Among the entries, which lines carry the string "State"? Copy each of them.

-*-*-

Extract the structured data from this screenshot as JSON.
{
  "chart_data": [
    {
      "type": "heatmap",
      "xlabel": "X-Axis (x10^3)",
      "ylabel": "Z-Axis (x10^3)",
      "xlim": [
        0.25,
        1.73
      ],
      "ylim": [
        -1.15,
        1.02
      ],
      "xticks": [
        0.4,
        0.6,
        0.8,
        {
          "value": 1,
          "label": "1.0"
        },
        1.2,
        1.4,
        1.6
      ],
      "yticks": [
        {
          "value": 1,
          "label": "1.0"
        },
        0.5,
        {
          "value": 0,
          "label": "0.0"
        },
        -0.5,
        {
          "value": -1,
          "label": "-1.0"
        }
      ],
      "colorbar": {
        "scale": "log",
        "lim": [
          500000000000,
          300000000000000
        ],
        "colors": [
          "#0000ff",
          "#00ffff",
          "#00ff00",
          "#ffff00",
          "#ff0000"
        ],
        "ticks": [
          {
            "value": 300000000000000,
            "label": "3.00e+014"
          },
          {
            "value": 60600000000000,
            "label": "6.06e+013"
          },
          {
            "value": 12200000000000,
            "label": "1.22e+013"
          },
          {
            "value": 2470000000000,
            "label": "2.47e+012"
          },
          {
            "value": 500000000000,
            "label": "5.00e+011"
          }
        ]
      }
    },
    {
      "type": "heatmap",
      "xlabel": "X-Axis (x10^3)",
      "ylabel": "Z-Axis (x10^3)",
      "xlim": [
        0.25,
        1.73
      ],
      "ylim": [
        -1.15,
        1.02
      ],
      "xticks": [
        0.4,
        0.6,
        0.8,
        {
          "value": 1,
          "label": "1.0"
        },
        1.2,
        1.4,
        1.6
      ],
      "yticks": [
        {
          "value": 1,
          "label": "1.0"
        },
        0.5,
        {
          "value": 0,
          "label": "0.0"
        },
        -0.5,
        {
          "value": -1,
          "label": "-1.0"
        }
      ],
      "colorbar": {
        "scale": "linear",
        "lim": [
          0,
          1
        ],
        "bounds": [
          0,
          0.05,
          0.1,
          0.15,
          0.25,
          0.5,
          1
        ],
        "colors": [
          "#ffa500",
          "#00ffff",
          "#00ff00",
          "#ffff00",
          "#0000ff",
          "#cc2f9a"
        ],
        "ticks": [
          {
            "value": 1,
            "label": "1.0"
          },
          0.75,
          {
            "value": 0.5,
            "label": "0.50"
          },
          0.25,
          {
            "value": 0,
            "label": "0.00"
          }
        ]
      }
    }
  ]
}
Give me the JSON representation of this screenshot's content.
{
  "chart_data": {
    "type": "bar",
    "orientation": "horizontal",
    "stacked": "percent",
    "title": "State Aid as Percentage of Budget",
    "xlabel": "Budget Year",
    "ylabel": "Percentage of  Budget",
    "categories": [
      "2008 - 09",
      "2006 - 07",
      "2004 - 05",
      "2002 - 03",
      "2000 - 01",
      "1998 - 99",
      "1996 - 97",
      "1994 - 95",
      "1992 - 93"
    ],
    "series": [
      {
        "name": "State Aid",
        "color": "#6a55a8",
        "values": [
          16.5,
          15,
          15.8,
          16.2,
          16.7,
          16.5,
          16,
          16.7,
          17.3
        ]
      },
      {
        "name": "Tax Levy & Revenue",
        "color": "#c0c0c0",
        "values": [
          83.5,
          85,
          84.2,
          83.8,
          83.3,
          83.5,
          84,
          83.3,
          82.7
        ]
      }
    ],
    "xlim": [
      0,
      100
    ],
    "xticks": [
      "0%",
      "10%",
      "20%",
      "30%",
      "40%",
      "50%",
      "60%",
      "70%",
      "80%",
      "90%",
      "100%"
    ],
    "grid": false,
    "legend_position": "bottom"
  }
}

-*-*-

* COMPLETE ANSWER:
    "title": "State Aid as Percentage of Budget",
        "name": "State Aid",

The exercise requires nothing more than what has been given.